Exercise material →
^^^^^^^^^^^^^^^^
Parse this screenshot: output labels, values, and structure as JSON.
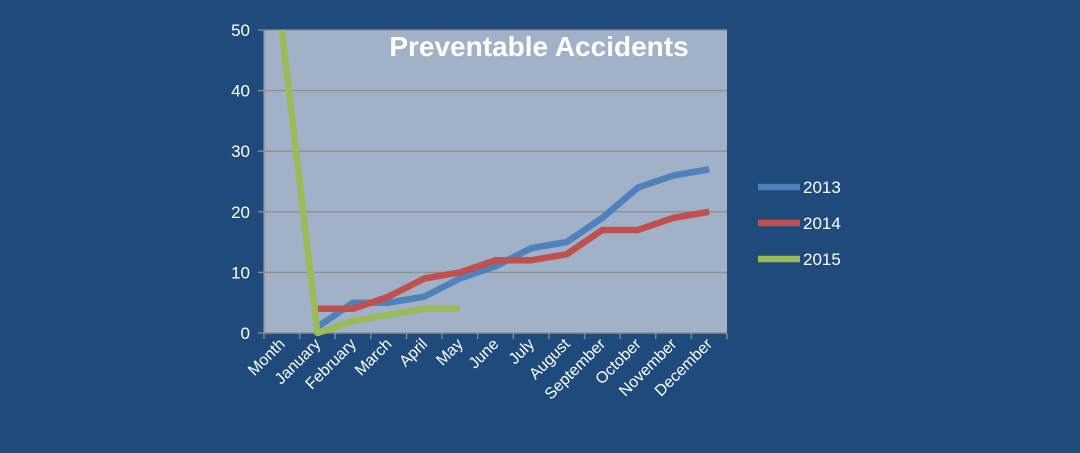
{
  "colors": {
    "page_background": "#1f4a7c",
    "plot_background": "#a0b1c8",
    "gridline": "#8e8e8e",
    "text": "#ffffff"
  },
  "chart_data": {
    "type": "line",
    "title": "Preventable Accidents",
    "categories": [
      "Month",
      "January",
      "February",
      "March",
      "April",
      "May",
      "June",
      "July",
      "August",
      "September",
      "October",
      "November",
      "December"
    ],
    "ylim": [
      0,
      50
    ],
    "yticks": [
      0,
      10,
      20,
      30,
      40,
      50
    ],
    "grid": true,
    "legend_position": "right",
    "series": [
      {
        "name": "2013",
        "color": "#4f81bd",
        "values": [
          null,
          1,
          5,
          5,
          6,
          9,
          11,
          14,
          15,
          19,
          24,
          26,
          27
        ]
      },
      {
        "name": "2014",
        "color": "#c0504d",
        "values": [
          null,
          4,
          4,
          6,
          9,
          10,
          12,
          12,
          13,
          17,
          17,
          19,
          20
        ]
      },
      {
        "name": "2015",
        "color": "#9bbb59",
        "values": [
          50,
          0,
          2,
          3,
          4,
          4,
          null,
          null,
          null,
          null,
          null,
          null,
          null
        ]
      }
    ]
  }
}
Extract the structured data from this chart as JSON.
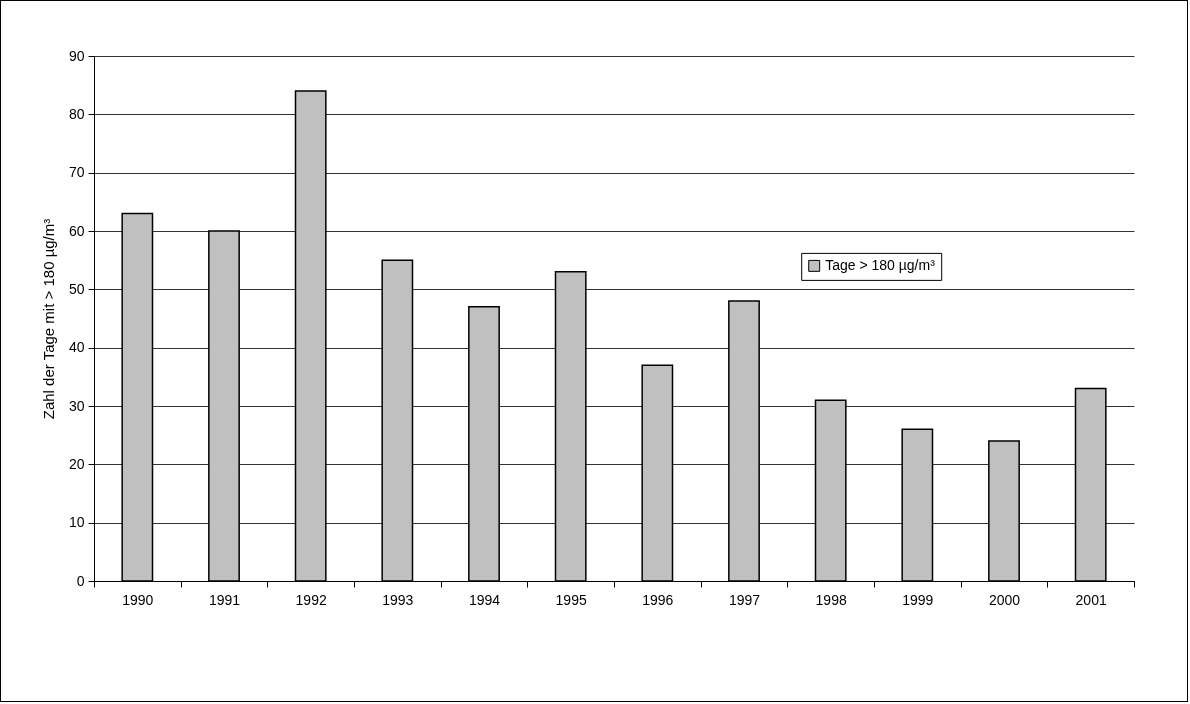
{
  "chart_data": {
    "type": "bar",
    "ylabel": "Zahl der Tage mit > 180 µg/m³",
    "categories": [
      "1990",
      "1991",
      "1992",
      "1993",
      "1994",
      "1995",
      "1996",
      "1997",
      "1998",
      "1999",
      "2000",
      "2001"
    ],
    "series": [
      {
        "name": "Tage > 180 µg/m³",
        "color": "#c0c0c0",
        "values": [
          63,
          60,
          84,
          55,
          47,
          53,
          37,
          48,
          31,
          26,
          24,
          33
        ]
      }
    ],
    "ylim": [
      0,
      90
    ],
    "yticks": [
      0,
      10,
      20,
      30,
      40,
      50,
      60,
      70,
      80,
      90
    ],
    "grid": "y",
    "legend": "right"
  }
}
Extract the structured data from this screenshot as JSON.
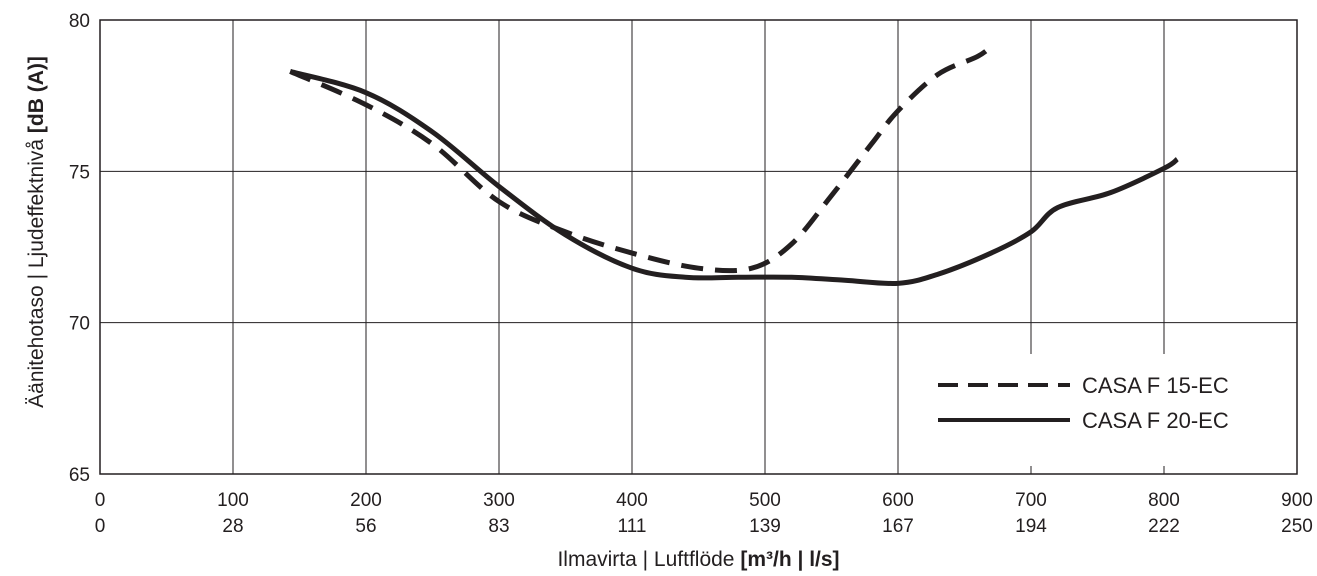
{
  "chart_data": {
    "type": "line",
    "title": "",
    "xlabel": {
      "text": "Ilmavirta | Luftflöde ",
      "unit": "[m³/h | l/s]"
    },
    "ylabel": {
      "text": "Äänitehotaso | Ljudeffektnivå ",
      "unit": "[dB (A)]"
    },
    "xlim": [
      0,
      900
    ],
    "ylim": [
      65,
      80
    ],
    "x_ticks": [
      0,
      100,
      200,
      300,
      400,
      500,
      600,
      700,
      800,
      900
    ],
    "x_ticks_secondary": [
      "0",
      "28",
      "56",
      "83",
      "111",
      "139",
      "167",
      "194",
      "222",
      "250"
    ],
    "y_ticks": [
      65,
      70,
      75,
      80
    ],
    "grid": true,
    "legend": "bottom-right",
    "colors": {
      "line": "#231f20",
      "grid": "#231f20",
      "background": "#ffffff"
    },
    "series": [
      {
        "name": "CASA F 15-EC",
        "style": "dashed",
        "points": [
          [
            143,
            78.3
          ],
          [
            200,
            77.2
          ],
          [
            250,
            75.9
          ],
          [
            300,
            74.0
          ],
          [
            350,
            73.0
          ],
          [
            400,
            72.3
          ],
          [
            450,
            71.8
          ],
          [
            490,
            71.8
          ],
          [
            520,
            72.6
          ],
          [
            550,
            74.2
          ],
          [
            580,
            75.9
          ],
          [
            600,
            77.0
          ],
          [
            630,
            78.2
          ],
          [
            660,
            78.8
          ],
          [
            672,
            79.2
          ]
        ]
      },
      {
        "name": "CASA F 20-EC",
        "style": "solid",
        "points": [
          [
            143,
            78.3
          ],
          [
            200,
            77.6
          ],
          [
            250,
            76.3
          ],
          [
            300,
            74.5
          ],
          [
            350,
            72.9
          ],
          [
            400,
            71.8
          ],
          [
            440,
            71.5
          ],
          [
            480,
            71.5
          ],
          [
            520,
            71.5
          ],
          [
            560,
            71.4
          ],
          [
            600,
            71.3
          ],
          [
            630,
            71.6
          ],
          [
            670,
            72.3
          ],
          [
            700,
            73.0
          ],
          [
            720,
            73.8
          ],
          [
            760,
            74.3
          ],
          [
            800,
            75.1
          ],
          [
            810,
            75.4
          ]
        ]
      }
    ]
  }
}
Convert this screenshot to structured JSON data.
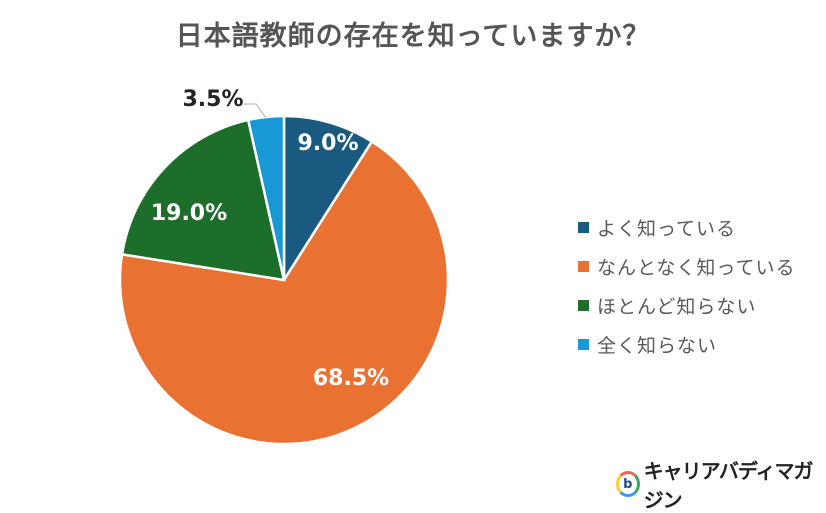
^^^^^^^^^^^^^^^^
What is needed → Your task is to reproduce all of the material exactly. The pictures stay out.

Written solution →
Parse this screenshot: output labels, values, and structure as JSON.
{
  "colors": {
    "page_background": "#1f4a7c",
    "plot_background": "#a0b1c8",
    "gridline": "#8e8e8e",
    "text": "#ffffff"
  },
  "chart_data": {
    "type": "line",
    "title": "Preventable Accidents",
    "categories": [
      "Month",
      "January",
      "February",
      "March",
      "April",
      "May",
      "June",
      "July",
      "August",
      "September",
      "October",
      "November",
      "December"
    ],
    "ylim": [
      0,
      50
    ],
    "yticks": [
      0,
      10,
      20,
      30,
      40,
      50
    ],
    "grid": true,
    "legend_position": "right",
    "series": [
      {
        "name": "2013",
        "color": "#4f81bd",
        "values": [
          null,
          1,
          5,
          5,
          6,
          9,
          11,
          14,
          15,
          19,
          24,
          26,
          27
        ]
      },
      {
        "name": "2014",
        "color": "#c0504d",
        "values": [
          null,
          4,
          4,
          6,
          9,
          10,
          12,
          12,
          13,
          17,
          17,
          19,
          20
        ]
      },
      {
        "name": "2015",
        "color": "#9bbb59",
        "values": [
          50,
          0,
          2,
          3,
          4,
          4,
          null,
          null,
          null,
          null,
          null,
          null,
          null
        ]
      }
    ]
  }
}
Extract the structured data from this chart as JSON.
{
  "chart_data": {
    "type": "bar",
    "ylabel": "Zahl der Tage mit > 180 µg/m³",
    "categories": [
      "1990",
      "1991",
      "1992",
      "1993",
      "1994",
      "1995",
      "1996",
      "1997",
      "1998",
      "1999",
      "2000",
      "2001"
    ],
    "series": [
      {
        "name": "Tage > 180 µg/m³",
        "color": "#c0c0c0",
        "values": [
          63,
          60,
          84,
          55,
          47,
          53,
          37,
          48,
          31,
          26,
          24,
          33
        ]
      }
    ],
    "ylim": [
      0,
      90
    ],
    "yticks": [
      0,
      10,
      20,
      30,
      40,
      50,
      60,
      70,
      80,
      90
    ],
    "grid": "y",
    "legend": "right"
  }
}
Extract the structured data from this screenshot as JSON.
{
  "chart_data": {
    "type": "line",
    "title": "",
    "xlabel": {
      "text": "Ilmavirta | Luftflöde ",
      "unit": "[m³/h | l/s]"
    },
    "ylabel": {
      "text": "Äänitehotaso | Ljudeffektnivå ",
      "unit": "[dB (A)]"
    },
    "xlim": [
      0,
      900
    ],
    "ylim": [
      65,
      80
    ],
    "x_ticks": [
      0,
      100,
      200,
      300,
      400,
      500,
      600,
      700,
      800,
      900
    ],
    "x_ticks_secondary": [
      "0",
      "28",
      "56",
      "83",
      "111",
      "139",
      "167",
      "194",
      "222",
      "250"
    ],
    "y_ticks": [
      65,
      70,
      75,
      80
    ],
    "grid": true,
    "legend": "bottom-right",
    "colors": {
      "line": "#231f20",
      "grid": "#231f20",
      "background": "#ffffff"
    },
    "series": [
      {
        "name": "CASA F 15-EC",
        "style": "dashed",
        "points": [
          [
            143,
            78.3
          ],
          [
            200,
            77.2
          ],
          [
            250,
            75.9
          ],
          [
            300,
            74.0
          ],
          [
            350,
            73.0
          ],
          [
            400,
            72.3
          ],
          [
            450,
            71.8
          ],
          [
            490,
            71.8
          ],
          [
            520,
            72.6
          ],
          [
            550,
            74.2
          ],
          [
            580,
            75.9
          ],
          [
            600,
            77.0
          ],
          [
            630,
            78.2
          ],
          [
            660,
            78.8
          ],
          [
            672,
            79.2
          ]
        ]
      },
      {
        "name": "CASA F 20-EC",
        "style": "solid",
        "points": [
          [
            143,
            78.3
          ],
          [
            200,
            77.6
          ],
          [
            250,
            76.3
          ],
          [
            300,
            74.5
          ],
          [
            350,
            72.9
          ],
          [
            400,
            71.8
          ],
          [
            440,
            71.5
          ],
          [
            480,
            71.5
          ],
          [
            520,
            71.5
          ],
          [
            560,
            71.4
          ],
          [
            600,
            71.3
          ],
          [
            630,
            71.6
          ],
          [
            670,
            72.3
          ],
          [
            700,
            73.0
          ],
          [
            720,
            73.8
          ],
          [
            760,
            74.3
          ],
          [
            800,
            75.1
          ],
          [
            810,
            75.4
          ]
        ]
      }
    ]
  }
}
Convert this screenshot to structured JSON data.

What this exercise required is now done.